**TO DO:** Find the string "строительства" in the listing and report every line that has it.
##### DATA EXTRACT #####
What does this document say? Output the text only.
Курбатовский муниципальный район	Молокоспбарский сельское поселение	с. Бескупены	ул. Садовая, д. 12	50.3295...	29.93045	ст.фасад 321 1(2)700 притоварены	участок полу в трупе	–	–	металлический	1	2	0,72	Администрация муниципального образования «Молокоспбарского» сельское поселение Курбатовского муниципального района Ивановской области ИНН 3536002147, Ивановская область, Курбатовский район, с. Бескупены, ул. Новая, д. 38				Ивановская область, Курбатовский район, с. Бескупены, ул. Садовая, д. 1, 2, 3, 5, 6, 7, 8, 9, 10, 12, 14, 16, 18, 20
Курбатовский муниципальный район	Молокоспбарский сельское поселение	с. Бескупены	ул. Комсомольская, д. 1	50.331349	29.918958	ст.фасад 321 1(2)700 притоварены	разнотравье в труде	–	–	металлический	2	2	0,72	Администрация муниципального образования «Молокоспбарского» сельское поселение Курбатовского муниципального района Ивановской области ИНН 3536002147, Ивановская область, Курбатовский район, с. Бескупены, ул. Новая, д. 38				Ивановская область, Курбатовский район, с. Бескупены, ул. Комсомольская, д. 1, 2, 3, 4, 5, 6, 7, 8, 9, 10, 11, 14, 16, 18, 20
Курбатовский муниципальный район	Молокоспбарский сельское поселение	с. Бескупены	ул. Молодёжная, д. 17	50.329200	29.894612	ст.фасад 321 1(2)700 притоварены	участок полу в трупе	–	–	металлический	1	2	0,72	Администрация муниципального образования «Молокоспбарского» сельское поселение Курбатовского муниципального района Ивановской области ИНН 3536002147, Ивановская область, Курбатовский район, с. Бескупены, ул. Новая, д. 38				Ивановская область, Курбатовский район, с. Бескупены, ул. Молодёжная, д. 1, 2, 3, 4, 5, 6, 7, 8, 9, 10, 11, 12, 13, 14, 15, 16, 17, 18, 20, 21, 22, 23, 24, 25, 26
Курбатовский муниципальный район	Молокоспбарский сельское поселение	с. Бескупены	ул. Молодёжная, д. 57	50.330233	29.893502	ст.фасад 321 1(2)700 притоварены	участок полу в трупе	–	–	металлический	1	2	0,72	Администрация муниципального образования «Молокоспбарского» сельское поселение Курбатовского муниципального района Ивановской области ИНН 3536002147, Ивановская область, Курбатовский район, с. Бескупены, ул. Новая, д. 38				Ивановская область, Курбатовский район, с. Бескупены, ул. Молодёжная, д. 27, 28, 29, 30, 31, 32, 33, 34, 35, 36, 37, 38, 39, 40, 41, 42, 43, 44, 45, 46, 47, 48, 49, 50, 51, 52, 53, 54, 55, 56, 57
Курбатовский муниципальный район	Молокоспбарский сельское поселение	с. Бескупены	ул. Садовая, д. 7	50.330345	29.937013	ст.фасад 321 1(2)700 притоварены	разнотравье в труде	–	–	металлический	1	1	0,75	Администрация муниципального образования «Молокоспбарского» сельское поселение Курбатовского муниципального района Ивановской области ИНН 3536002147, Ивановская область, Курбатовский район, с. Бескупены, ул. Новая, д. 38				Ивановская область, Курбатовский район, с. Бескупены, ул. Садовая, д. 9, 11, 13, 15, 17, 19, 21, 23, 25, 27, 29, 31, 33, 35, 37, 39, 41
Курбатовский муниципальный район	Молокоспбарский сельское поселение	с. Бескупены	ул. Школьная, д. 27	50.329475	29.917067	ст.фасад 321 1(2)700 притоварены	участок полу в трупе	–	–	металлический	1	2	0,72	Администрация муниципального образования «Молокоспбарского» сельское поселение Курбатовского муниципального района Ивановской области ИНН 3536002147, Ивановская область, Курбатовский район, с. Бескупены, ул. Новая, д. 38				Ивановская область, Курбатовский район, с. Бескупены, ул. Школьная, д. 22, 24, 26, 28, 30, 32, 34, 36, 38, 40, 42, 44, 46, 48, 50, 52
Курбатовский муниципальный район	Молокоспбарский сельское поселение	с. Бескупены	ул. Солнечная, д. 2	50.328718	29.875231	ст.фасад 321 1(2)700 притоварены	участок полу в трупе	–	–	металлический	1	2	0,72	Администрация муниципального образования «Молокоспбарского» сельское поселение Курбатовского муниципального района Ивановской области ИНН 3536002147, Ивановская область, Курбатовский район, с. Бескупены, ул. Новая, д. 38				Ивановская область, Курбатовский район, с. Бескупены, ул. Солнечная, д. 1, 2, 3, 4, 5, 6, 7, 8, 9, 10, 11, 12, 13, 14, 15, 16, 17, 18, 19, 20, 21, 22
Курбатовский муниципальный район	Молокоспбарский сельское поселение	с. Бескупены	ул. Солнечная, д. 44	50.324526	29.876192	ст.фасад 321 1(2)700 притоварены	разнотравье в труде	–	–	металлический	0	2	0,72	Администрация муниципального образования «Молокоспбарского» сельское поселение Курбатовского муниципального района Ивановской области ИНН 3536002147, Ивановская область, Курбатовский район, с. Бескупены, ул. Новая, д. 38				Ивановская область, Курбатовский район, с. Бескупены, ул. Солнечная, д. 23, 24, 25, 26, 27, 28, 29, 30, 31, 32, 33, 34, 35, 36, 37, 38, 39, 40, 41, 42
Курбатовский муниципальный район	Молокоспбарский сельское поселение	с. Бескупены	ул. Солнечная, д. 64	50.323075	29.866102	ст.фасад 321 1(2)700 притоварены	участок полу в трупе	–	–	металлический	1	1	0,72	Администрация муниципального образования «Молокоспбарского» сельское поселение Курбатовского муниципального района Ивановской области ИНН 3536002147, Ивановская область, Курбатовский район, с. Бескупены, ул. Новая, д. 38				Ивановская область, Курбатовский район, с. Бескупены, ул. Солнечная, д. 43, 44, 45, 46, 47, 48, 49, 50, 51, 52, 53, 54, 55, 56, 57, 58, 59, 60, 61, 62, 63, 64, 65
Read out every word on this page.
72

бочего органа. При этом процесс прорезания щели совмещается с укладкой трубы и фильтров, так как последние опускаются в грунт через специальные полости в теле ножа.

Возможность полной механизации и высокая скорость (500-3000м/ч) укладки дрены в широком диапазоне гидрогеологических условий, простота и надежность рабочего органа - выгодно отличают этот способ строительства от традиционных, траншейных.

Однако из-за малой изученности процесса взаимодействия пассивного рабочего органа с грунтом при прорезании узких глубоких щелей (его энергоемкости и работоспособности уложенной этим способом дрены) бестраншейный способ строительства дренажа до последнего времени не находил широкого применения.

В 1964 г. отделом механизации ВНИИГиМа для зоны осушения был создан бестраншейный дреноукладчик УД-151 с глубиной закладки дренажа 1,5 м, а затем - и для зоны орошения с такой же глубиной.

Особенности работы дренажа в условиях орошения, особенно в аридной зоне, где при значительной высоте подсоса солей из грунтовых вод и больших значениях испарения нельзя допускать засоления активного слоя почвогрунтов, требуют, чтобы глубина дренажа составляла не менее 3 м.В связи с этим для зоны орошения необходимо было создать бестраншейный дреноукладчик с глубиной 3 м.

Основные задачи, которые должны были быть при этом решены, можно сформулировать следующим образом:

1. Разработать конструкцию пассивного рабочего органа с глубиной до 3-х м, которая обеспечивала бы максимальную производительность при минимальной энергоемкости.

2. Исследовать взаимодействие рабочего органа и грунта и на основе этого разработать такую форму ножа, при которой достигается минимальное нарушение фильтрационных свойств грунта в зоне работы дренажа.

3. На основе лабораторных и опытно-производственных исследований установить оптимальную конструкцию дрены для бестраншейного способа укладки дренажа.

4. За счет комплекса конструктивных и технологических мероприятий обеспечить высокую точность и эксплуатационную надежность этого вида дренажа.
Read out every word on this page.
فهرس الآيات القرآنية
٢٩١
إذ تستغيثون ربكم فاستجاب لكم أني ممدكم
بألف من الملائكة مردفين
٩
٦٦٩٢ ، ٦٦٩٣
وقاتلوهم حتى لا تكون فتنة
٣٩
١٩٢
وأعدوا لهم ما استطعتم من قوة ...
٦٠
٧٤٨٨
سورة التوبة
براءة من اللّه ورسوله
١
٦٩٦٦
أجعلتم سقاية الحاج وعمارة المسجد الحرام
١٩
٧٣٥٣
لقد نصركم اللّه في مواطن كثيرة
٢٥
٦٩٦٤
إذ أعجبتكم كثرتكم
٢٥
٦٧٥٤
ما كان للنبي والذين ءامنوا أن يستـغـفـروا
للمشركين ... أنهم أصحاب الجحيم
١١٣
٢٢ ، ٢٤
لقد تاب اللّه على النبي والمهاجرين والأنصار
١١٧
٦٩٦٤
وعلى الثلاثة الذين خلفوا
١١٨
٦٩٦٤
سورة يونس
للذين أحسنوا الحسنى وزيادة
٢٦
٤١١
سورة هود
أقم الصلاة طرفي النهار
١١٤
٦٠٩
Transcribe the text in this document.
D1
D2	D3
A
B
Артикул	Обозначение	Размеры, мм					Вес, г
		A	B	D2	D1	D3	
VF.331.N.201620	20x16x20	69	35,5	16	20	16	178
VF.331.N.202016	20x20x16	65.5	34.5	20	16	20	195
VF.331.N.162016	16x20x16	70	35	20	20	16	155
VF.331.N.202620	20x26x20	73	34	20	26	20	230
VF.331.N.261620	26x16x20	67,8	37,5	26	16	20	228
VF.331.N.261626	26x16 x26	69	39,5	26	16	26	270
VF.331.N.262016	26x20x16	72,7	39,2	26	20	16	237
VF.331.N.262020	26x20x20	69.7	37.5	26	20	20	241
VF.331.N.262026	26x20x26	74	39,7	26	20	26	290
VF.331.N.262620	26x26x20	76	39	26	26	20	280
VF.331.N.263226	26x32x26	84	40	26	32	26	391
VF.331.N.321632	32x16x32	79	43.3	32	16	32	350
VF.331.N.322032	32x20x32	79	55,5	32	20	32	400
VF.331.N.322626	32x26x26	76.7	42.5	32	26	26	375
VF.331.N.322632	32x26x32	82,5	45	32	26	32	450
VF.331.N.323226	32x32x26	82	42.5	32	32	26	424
#####
**SOLUTION TO THIS TASK:**
Возможность полной механизации и высокая скорость (500-3000м/ч) укладки дрены в широком диапазоне гидрогеологических условий, простота и надежность рабочего органа - выгодно отличают этот способ строительства от традиционных, траншейных.
Однако из-за малой изученности процесса взаимодействия пассивного рабочего органа с грунтом при прорезании узких глубоких щелей (его энергоемкости и работоспособности уложенной этим способом дрены) бестраншейный способ строительства дренажа до последнего времени не находил широкого применения.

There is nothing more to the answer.